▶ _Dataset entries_
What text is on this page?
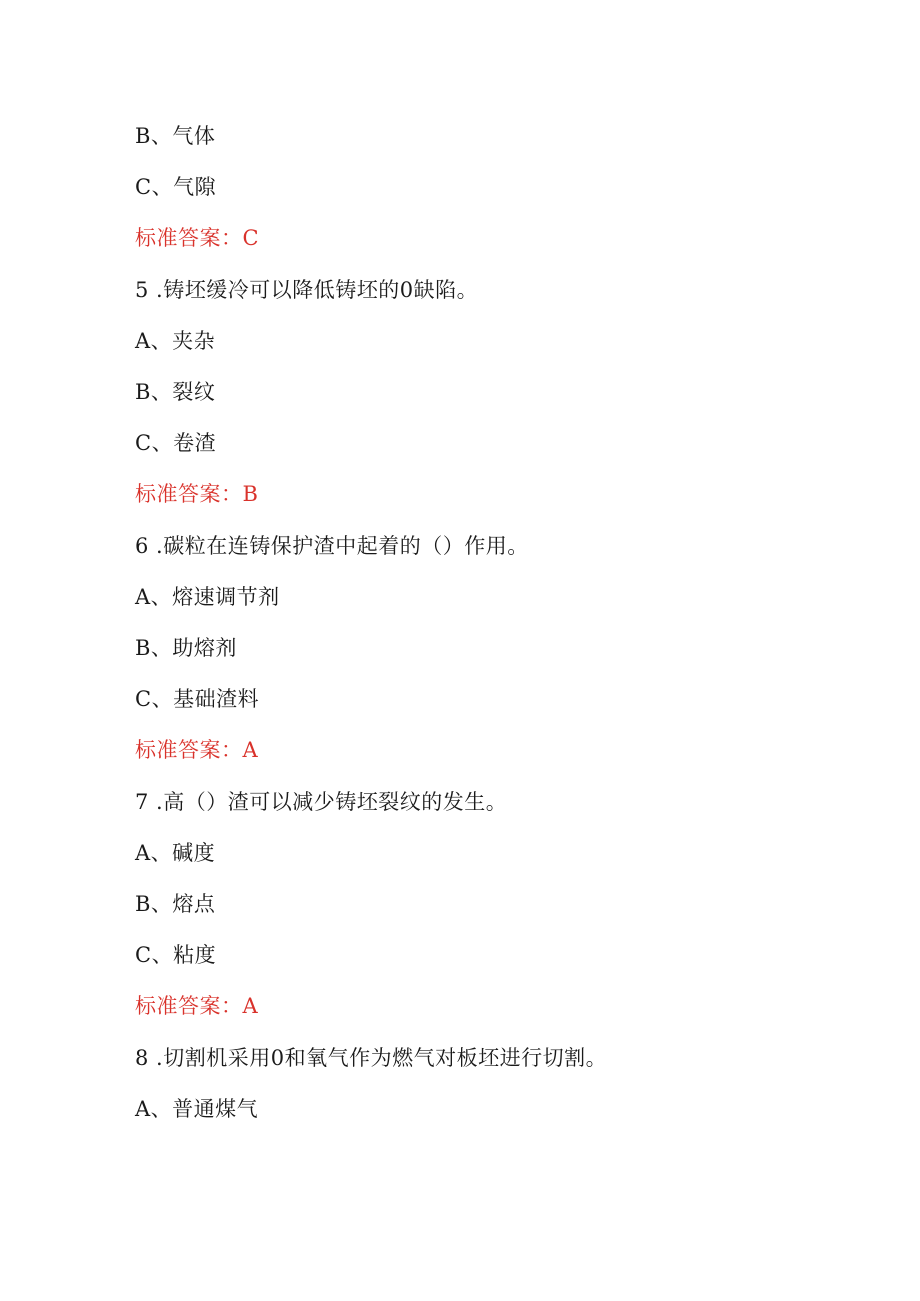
B、气体
C、气隙
标准答案：C
5 .铸坯缓冷可以降低铸坯的0缺陷。
A、夹杂
B、裂纹
C、卷渣
标准答案：B
6 .碳粒在连铸保护渣中起着的（）作用。
A、熔速调节剂
B、助熔剂
C、基础渣料
标准答案：A
7 .高（）渣可以减少铸坯裂纹的发生。
A、碱度
B、熔点
C、粘度
标准答案：A
8 .切割机采用0和氧气作为燃气对板坯进行切割。
A、普通煤气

▶ _GOAL_
Transcribe the records word for word and include no pictures.

▶ _REPLY_
What text is on this page?
B、气体
C、气隙
标准答案：C
5 .铸坯缓冷可以降低铸坯的0缺陷。
A、夹杂
B、裂纹
C、卷渣
标准答案：B
6 .碳粒在连铸保护渣中起着的（）作用。
A、熔速调节剂
B、助熔剂
C、基础渣料
标准答案：A
7 .高（）渣可以减少铸坯裂纹的发生。
A、碱度
B、熔点
C、粘度
标准答案：A
8 .切割机采用0和氧气作为燃气对板坯进行切割。
A、普通煤气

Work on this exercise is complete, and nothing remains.